━━━ Data excerpts

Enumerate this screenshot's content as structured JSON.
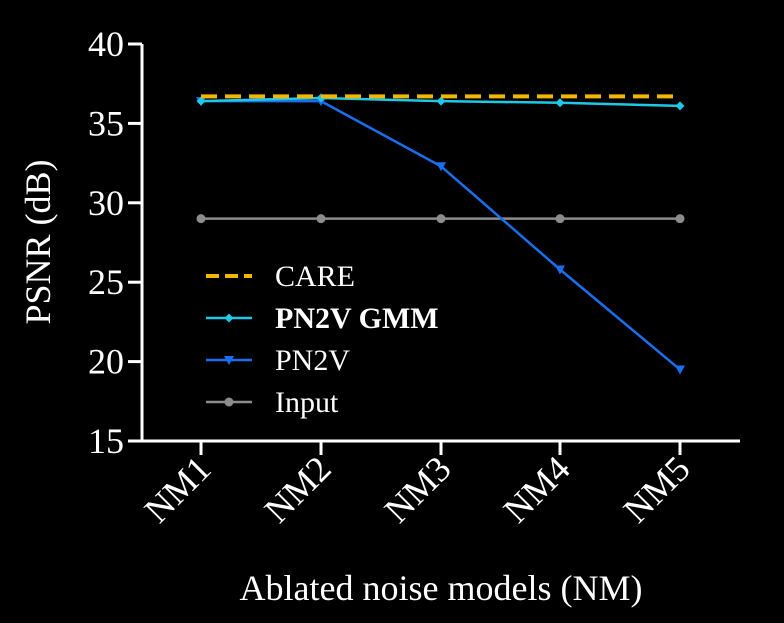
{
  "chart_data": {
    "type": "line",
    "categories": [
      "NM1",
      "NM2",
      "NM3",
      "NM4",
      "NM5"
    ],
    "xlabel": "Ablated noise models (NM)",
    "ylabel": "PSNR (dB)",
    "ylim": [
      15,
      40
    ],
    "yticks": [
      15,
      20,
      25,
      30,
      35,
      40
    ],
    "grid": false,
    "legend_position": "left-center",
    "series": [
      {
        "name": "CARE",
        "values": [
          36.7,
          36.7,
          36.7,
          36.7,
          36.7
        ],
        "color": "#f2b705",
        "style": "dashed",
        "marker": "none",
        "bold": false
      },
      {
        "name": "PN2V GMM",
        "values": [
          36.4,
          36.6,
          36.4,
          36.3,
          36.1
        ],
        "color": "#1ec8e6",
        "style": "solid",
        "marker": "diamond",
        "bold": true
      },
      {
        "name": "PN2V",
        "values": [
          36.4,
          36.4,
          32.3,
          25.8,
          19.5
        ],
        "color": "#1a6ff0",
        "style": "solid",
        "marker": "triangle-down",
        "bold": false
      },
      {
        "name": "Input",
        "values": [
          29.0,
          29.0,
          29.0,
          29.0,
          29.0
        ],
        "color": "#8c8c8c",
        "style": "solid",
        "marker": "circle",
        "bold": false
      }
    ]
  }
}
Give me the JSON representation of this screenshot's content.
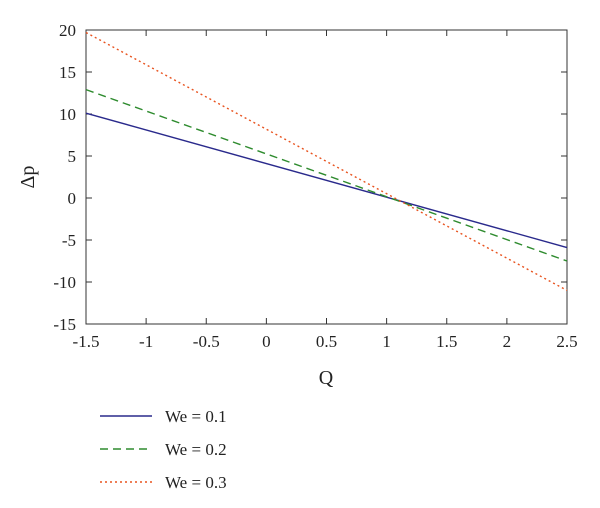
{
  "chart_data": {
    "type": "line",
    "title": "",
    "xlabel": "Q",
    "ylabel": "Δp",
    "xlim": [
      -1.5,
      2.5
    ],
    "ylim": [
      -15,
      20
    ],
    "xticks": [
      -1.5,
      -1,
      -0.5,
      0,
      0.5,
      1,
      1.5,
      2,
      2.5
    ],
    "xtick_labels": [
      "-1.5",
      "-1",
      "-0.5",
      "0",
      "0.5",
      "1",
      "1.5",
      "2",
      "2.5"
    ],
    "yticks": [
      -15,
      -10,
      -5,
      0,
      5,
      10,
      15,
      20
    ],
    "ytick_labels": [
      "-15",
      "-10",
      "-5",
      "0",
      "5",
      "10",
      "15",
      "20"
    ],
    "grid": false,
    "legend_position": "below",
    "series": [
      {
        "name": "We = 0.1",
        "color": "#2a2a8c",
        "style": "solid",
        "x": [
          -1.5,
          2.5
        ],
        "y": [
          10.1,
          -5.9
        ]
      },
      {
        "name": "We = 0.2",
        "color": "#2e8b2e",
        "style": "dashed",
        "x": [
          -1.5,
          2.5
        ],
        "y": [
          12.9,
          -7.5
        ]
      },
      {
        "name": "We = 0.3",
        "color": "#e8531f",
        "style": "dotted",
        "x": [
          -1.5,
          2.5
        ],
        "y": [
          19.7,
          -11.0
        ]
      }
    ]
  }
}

━━━━━━
━━━ Data excerpts

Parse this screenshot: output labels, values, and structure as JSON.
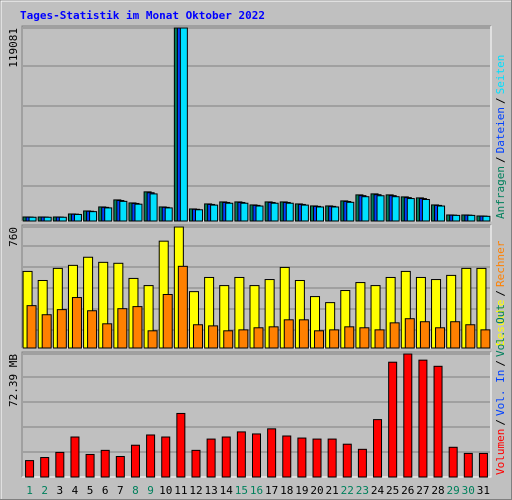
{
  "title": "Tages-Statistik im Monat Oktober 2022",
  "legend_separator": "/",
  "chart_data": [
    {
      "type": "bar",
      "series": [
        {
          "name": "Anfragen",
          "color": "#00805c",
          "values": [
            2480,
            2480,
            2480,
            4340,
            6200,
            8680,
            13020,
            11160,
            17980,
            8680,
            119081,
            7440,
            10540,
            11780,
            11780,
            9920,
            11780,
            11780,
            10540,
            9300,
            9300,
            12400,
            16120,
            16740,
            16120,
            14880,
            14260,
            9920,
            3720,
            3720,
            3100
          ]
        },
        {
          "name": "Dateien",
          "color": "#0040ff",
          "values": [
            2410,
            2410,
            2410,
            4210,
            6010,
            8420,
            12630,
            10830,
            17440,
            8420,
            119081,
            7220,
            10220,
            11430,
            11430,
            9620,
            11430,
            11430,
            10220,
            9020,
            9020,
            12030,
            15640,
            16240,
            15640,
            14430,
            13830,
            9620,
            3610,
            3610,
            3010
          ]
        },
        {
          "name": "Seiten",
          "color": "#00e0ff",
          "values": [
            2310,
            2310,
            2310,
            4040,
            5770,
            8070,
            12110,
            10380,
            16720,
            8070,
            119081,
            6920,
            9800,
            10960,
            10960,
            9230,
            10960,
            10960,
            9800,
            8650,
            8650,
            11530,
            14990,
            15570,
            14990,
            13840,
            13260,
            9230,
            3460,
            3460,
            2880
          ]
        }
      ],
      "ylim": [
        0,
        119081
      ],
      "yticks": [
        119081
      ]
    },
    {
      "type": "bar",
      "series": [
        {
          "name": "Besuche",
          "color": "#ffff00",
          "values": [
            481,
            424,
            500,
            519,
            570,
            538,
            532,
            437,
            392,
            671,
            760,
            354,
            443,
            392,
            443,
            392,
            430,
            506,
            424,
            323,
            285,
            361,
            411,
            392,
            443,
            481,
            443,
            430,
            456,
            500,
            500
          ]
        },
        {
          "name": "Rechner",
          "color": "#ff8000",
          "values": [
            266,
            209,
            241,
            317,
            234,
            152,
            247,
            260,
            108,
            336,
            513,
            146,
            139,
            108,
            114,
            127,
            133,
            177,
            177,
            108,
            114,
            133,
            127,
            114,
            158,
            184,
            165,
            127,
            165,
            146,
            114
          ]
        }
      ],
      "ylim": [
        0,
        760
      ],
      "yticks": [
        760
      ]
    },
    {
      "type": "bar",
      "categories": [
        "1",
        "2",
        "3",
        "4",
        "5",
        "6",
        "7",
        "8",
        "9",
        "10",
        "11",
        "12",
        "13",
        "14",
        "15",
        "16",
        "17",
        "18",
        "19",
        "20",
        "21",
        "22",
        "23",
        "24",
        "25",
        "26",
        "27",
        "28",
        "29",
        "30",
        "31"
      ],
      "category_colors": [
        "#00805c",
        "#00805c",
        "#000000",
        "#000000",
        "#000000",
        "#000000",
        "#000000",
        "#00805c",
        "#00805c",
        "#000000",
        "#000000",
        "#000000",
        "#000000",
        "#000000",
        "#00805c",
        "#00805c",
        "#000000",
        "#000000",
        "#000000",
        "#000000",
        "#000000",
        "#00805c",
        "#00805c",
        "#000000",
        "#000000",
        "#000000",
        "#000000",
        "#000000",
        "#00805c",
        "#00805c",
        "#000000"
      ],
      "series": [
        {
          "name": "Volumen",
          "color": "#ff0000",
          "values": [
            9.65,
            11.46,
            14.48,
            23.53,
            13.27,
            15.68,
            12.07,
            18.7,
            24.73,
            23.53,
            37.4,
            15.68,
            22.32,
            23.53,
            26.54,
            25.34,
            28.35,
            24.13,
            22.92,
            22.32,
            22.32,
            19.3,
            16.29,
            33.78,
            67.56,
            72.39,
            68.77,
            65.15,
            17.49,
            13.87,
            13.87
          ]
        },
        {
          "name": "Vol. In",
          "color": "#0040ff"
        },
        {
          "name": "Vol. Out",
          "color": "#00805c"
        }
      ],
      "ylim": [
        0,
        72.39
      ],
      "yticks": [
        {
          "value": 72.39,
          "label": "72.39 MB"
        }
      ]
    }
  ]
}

━━━━━━

> Task statement
Say how many lines in the records above hold "title", and give no other text.

> The response
2